Reproduce each line exactly.
[begin Recorded data]
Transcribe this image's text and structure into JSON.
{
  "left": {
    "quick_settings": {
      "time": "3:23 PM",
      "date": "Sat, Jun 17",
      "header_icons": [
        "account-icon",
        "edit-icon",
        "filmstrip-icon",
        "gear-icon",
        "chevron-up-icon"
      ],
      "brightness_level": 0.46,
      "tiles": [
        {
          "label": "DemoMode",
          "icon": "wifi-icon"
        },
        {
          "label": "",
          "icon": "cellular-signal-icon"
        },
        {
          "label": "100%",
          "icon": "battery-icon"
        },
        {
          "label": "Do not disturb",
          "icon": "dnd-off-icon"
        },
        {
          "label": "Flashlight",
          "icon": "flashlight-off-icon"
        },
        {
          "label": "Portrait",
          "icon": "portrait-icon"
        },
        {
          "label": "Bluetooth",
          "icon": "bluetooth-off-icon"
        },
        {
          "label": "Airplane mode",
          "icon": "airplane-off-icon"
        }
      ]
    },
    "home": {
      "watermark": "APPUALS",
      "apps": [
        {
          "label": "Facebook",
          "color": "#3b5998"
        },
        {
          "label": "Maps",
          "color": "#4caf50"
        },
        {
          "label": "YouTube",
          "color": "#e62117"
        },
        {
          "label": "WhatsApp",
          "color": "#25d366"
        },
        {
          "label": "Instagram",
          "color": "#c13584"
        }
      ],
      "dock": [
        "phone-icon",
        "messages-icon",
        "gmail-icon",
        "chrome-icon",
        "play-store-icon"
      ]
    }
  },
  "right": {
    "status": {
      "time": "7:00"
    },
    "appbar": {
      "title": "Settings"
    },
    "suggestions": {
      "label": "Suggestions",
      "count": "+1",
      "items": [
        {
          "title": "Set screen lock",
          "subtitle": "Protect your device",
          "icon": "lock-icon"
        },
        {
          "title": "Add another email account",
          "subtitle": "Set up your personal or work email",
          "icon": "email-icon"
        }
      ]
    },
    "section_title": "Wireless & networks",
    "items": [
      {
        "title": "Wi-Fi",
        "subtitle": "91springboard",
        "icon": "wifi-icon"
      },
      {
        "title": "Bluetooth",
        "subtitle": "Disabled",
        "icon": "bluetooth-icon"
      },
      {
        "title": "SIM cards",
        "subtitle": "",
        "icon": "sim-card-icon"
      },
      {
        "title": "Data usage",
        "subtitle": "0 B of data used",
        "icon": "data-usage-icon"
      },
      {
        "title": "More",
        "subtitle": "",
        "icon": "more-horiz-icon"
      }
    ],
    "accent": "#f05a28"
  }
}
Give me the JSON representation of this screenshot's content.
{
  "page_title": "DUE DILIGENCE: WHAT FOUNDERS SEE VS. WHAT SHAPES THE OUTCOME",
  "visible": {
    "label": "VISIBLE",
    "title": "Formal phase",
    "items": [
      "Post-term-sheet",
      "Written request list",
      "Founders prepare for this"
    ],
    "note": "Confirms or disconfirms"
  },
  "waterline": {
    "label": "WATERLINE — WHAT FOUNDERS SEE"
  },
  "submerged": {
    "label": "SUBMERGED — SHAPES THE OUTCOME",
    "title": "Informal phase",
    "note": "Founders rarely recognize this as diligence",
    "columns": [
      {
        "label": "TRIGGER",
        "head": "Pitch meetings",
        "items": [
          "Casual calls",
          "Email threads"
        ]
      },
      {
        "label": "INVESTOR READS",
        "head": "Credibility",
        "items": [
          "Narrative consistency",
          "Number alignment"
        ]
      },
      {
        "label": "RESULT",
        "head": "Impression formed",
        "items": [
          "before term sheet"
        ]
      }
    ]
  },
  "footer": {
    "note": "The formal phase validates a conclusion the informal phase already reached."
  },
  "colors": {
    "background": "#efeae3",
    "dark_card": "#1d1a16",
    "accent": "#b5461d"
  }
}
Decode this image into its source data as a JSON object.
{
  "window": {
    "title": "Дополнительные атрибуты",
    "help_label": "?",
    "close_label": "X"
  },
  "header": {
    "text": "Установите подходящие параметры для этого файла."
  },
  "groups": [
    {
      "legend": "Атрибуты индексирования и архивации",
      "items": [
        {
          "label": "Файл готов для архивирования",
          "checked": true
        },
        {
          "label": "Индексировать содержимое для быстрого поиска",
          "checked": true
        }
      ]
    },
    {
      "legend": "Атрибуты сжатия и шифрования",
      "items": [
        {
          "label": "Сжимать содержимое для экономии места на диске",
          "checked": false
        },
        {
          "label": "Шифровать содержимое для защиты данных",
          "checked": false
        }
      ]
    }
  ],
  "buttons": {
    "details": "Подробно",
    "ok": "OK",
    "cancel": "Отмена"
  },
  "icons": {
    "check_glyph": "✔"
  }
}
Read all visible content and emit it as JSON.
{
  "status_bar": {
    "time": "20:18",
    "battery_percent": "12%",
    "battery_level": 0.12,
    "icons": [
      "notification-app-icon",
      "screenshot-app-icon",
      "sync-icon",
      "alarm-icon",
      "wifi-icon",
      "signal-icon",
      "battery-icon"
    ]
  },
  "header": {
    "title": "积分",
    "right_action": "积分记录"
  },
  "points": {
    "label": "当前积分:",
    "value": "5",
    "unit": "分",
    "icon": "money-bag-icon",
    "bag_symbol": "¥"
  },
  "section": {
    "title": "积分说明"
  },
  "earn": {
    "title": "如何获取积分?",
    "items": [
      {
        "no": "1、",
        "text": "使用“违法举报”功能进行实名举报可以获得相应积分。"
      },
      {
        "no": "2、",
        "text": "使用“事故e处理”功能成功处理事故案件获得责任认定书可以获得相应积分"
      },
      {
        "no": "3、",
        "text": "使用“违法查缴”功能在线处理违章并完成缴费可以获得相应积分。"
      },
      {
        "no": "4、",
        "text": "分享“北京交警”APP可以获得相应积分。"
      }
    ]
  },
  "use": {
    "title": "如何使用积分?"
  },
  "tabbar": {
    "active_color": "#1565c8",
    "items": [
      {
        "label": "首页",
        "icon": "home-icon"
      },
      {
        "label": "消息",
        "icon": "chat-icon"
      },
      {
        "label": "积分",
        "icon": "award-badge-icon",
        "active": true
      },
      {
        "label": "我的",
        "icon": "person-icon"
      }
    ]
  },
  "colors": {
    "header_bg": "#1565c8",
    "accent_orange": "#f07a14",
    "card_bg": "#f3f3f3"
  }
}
[end Recorded data]
**Expected output**:
Transcribe this image's text and structure into JSON.
{
  "left": {
    "quick_settings": {
      "time": "3:23 PM",
      "date": "Sat, Jun 17",
      "header_icons": [
        "account-icon",
        "edit-icon",
        "filmstrip-icon",
        "gear-icon",
        "chevron-up-icon"
      ],
      "brightness_level": 0.46,
      "tiles": [
        {
          "label": "DemoMode",
          "icon": "wifi-icon"
        },
        {
          "label": "",
          "icon": "cellular-signal-icon"
        },
        {
          "label": "100%",
          "icon": "battery-icon"
        },
        {
          "label": "Do not disturb",
          "icon": "dnd-off-icon"
        },
        {
          "label": "Flashlight",
          "icon": "flashlight-off-icon"
        },
        {
          "label": "Portrait",
          "icon": "portrait-icon"
        },
        {
          "label": "Bluetooth",
          "icon": "bluetooth-off-icon"
        },
        {
          "label": "Airplane mode",
          "icon": "airplane-off-icon"
        }
      ]
    },
    "home": {
      "watermark": "APPUALS",
      "apps": [
        {
          "label": "Facebook",
          "color": "#3b5998"
        },
        {
          "label": "Maps",
          "color": "#4caf50"
        },
        {
          "label": "YouTube",
          "color": "#e62117"
        },
        {
          "label": "WhatsApp",
          "color": "#25d366"
        },
        {
          "label": "Instagram",
          "color": "#c13584"
        }
      ],
      "dock": [
        "phone-icon",
        "messages-icon",
        "gmail-icon",
        "chrome-icon",
        "play-store-icon"
      ]
    }
  },
  "right": {
    "status": {
      "time": "7:00"
    },
    "appbar": {
      "title": "Settings"
    },
    "suggestions": {
      "label": "Suggestions",
      "count": "+1",
      "items": [
        {
          "title": "Set screen lock",
          "subtitle": "Protect your device",
          "icon": "lock-icon"
        },
        {
          "title": "Add another email account",
          "subtitle": "Set up your personal or work email",
          "icon": "email-icon"
        }
      ]
    },
    "section_title": "Wireless & networks",
    "items": [
      {
        "title": "Wi-Fi",
        "subtitle": "91springboard",
        "icon": "wifi-icon"
      },
      {
        "title": "Bluetooth",
        "subtitle": "Disabled",
        "icon": "bluetooth-icon"
      },
      {
        "title": "SIM cards",
        "subtitle": "",
        "icon": "sim-card-icon"
      },
      {
        "title": "Data usage",
        "subtitle": "0 B of data used",
        "icon": "data-usage-icon"
      },
      {
        "title": "More",
        "subtitle": "",
        "icon": "more-horiz-icon"
      }
    ],
    "accent": "#f05a28"
  }
}
Give me the JSON representation of this screenshot's content.
{
  "page_title": "DUE DILIGENCE: WHAT FOUNDERS SEE VS. WHAT SHAPES THE OUTCOME",
  "visible": {
    "label": "VISIBLE",
    "title": "Formal phase",
    "items": [
      "Post-term-sheet",
      "Written request list",
      "Founders prepare for this"
    ],
    "note": "Confirms or disconfirms"
  },
  "waterline": {
    "label": "WATERLINE — WHAT FOUNDERS SEE"
  },
  "submerged": {
    "label": "SUBMERGED — SHAPES THE OUTCOME",
    "title": "Informal phase",
    "note": "Founders rarely recognize this as diligence",
    "columns": [
      {
        "label": "TRIGGER",
        "head": "Pitch meetings",
        "items": [
          "Casual calls",
          "Email threads"
        ]
      },
      {
        "label": "INVESTOR READS",
        "head": "Credibility",
        "items": [
          "Narrative consistency",
          "Number alignment"
        ]
      },
      {
        "label": "RESULT",
        "head": "Impression formed",
        "items": [
          "before term sheet"
        ]
      }
    ]
  },
  "footer": {
    "note": "The formal phase validates a conclusion the informal phase already reached."
  },
  "colors": {
    "background": "#efeae3",
    "dark_card": "#1d1a16",
    "accent": "#b5461d"
  }
}
Decode this image into its source data as a JSON object.
{
  "window": {
    "title": "Дополнительные атрибуты",
    "help_label": "?",
    "close_label": "X"
  },
  "header": {
    "text": "Установите подходящие параметры для этого файла."
  },
  "groups": [
    {
      "legend": "Атрибуты индексирования и архивации",
      "items": [
        {
          "label": "Файл готов для архивирования",
          "checked": true
        },
        {
          "label": "Индексировать содержимое для быстрого поиска",
          "checked": true
        }
      ]
    },
    {
      "legend": "Атрибуты сжатия и шифрования",
      "items": [
        {
          "label": "Сжимать содержимое для экономии места на диске",
          "checked": false
        },
        {
          "label": "Шифровать содержимое для защиты данных",
          "checked": false
        }
      ]
    }
  ],
  "buttons": {
    "details": "Подробно",
    "ok": "OK",
    "cancel": "Отмена"
  },
  "icons": {
    "check_glyph": "✔"
  }
}
Read all visible content and emit it as JSON.
{
  "status_bar": {
    "time": "20:18",
    "battery_percent": "12%",
    "battery_level": 0.12,
    "icons": [
      "notification-app-icon",
      "screenshot-app-icon",
      "sync-icon",
      "alarm-icon",
      "wifi-icon",
      "signal-icon",
      "battery-icon"
    ]
  },
  "header": {
    "title": "积分",
    "right_action": "积分记录"
  },
  "points": {
    "label": "当前积分:",
    "value": "5",
    "unit": "分",
    "icon": "money-bag-icon",
    "bag_symbol": "¥"
  },
  "section": {
    "title": "积分说明"
  },
  "earn": {
    "title": "如何获取积分?",
    "items": [
      {
        "no": "1、",
        "text": "使用“违法举报”功能进行实名举报可以获得相应积分。"
      },
      {
        "no": "2、",
        "text": "使用“事故e处理”功能成功处理事故案件获得责任认定书可以获得相应积分"
      },
      {
        "no": "3、",
        "text": "使用“违法查缴”功能在线处理违章并完成缴费可以获得相应积分。"
      },
      {
        "no": "4、",
        "text": "分享“北京交警”APP可以获得相应积分。"
      }
    ]
  },
  "use": {
    "title": "如何使用积分?"
  },
  "tabbar": {
    "active_color": "#1565c8",
    "items": [
      {
        "label": "首页",
        "icon": "home-icon"
      },
      {
        "label": "消息",
        "icon": "chat-icon"
      },
      {
        "label": "积分",
        "icon": "award-badge-icon",
        "active": true
      },
      {
        "label": "我的",
        "icon": "person-icon"
      }
    ]
  },
  "colors": {
    "header_bg": "#1565c8",
    "accent_orange": "#f07a14",
    "card_bg": "#f3f3f3"
  }
}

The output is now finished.